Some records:
+--

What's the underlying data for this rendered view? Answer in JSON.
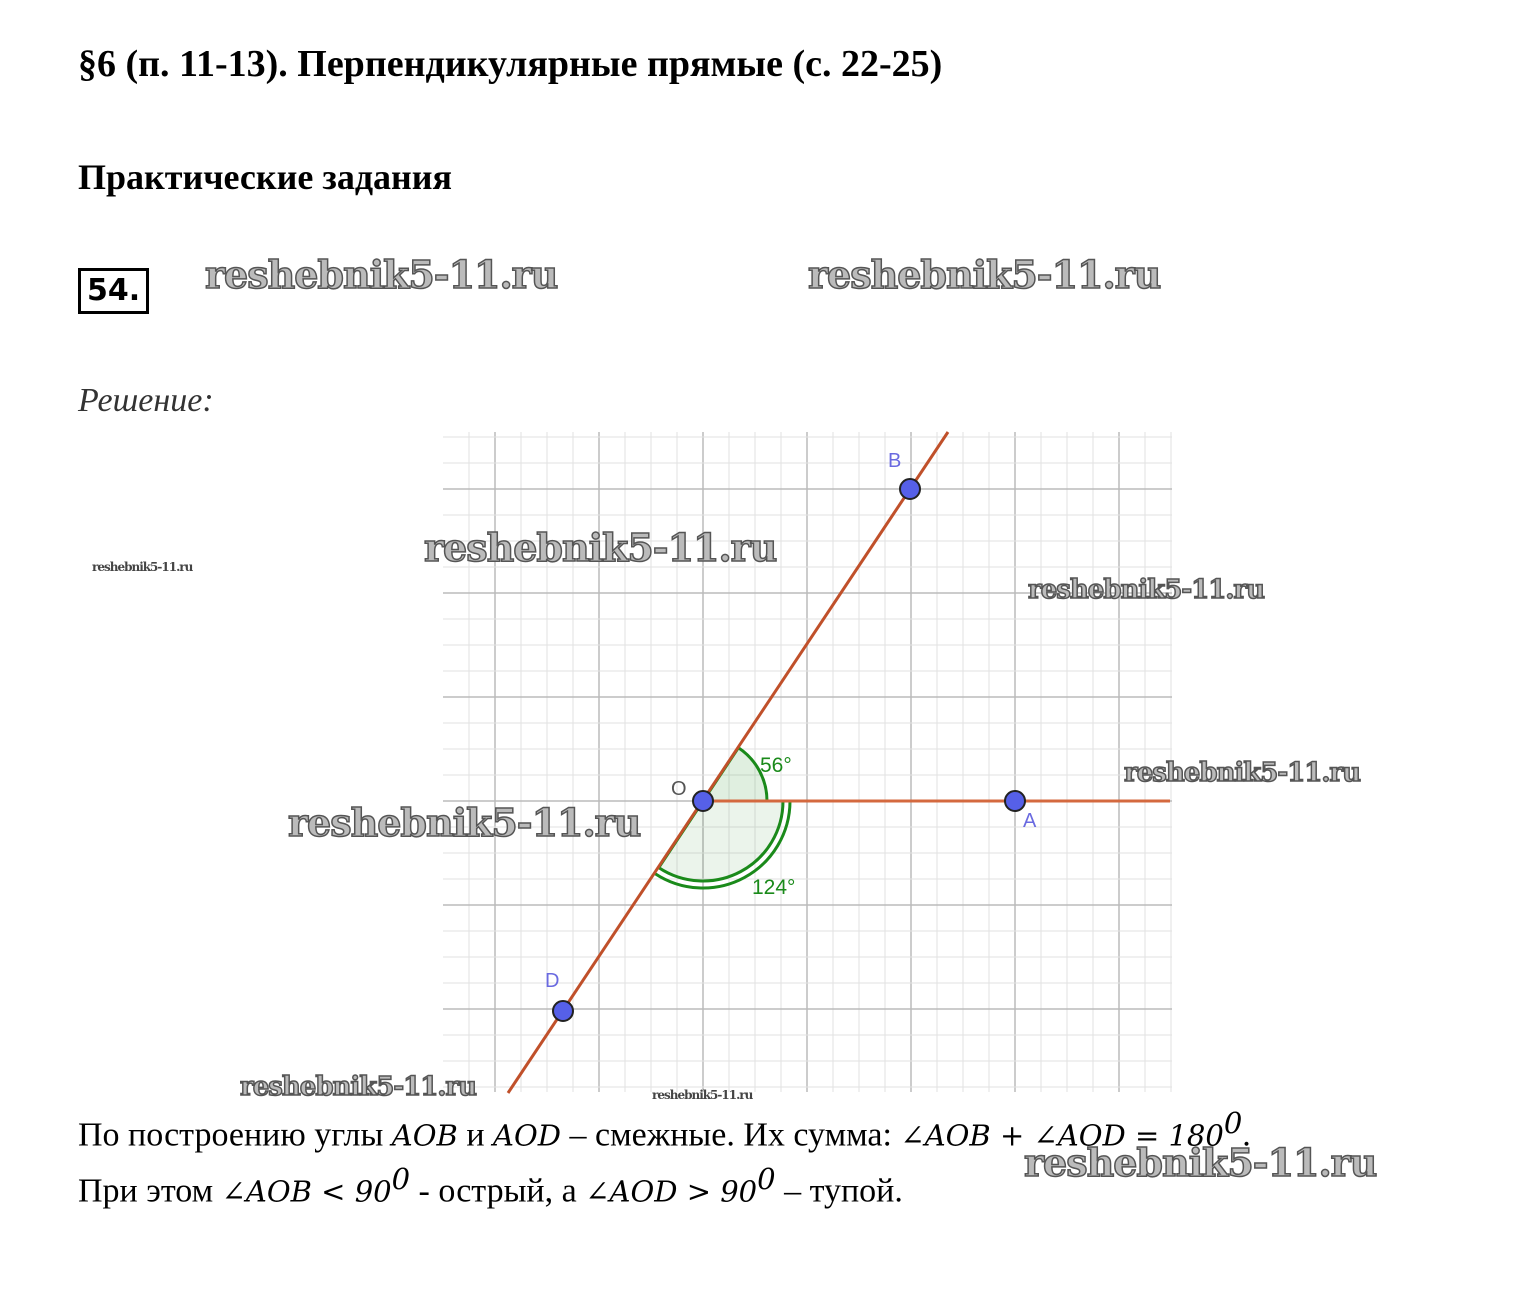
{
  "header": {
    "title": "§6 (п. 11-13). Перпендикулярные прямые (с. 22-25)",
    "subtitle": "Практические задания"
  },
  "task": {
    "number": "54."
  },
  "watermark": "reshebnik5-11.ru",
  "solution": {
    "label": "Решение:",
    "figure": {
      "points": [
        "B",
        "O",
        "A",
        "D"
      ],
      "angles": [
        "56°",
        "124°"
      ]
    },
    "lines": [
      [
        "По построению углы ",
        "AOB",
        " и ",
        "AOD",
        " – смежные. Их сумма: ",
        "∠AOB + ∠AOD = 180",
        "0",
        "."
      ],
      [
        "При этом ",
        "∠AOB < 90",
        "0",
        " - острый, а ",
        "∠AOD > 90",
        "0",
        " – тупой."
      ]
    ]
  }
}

+--

**SHORT TASK:** Every line is to be duplicated exactly, though pictures stay out.

**WRITTEN SOLUTION:**
What's the underlying data for this rendered view? Answer in JSON.
{
  "header": {
    "title": "§6 (п. 11-13). Перпендикулярные прямые (с. 22-25)",
    "subtitle": "Практические задания"
  },
  "task": {
    "number": "54."
  },
  "watermark": "reshebnik5-11.ru",
  "solution": {
    "label": "Решение:",
    "figure": {
      "points": [
        "B",
        "O",
        "A",
        "D"
      ],
      "angles": [
        "56°",
        "124°"
      ]
    },
    "lines": [
      [
        "По построению углы ",
        "AOB",
        " и ",
        "AOD",
        " – смежные. Их сумма: ",
        "∠AOB + ∠AOD = 180",
        "0",
        "."
      ],
      [
        "При этом ",
        "∠AOB < 90",
        "0",
        " - острый, а ",
        "∠AOD > 90",
        "0",
        " – тупой."
      ]
    ]
  }
}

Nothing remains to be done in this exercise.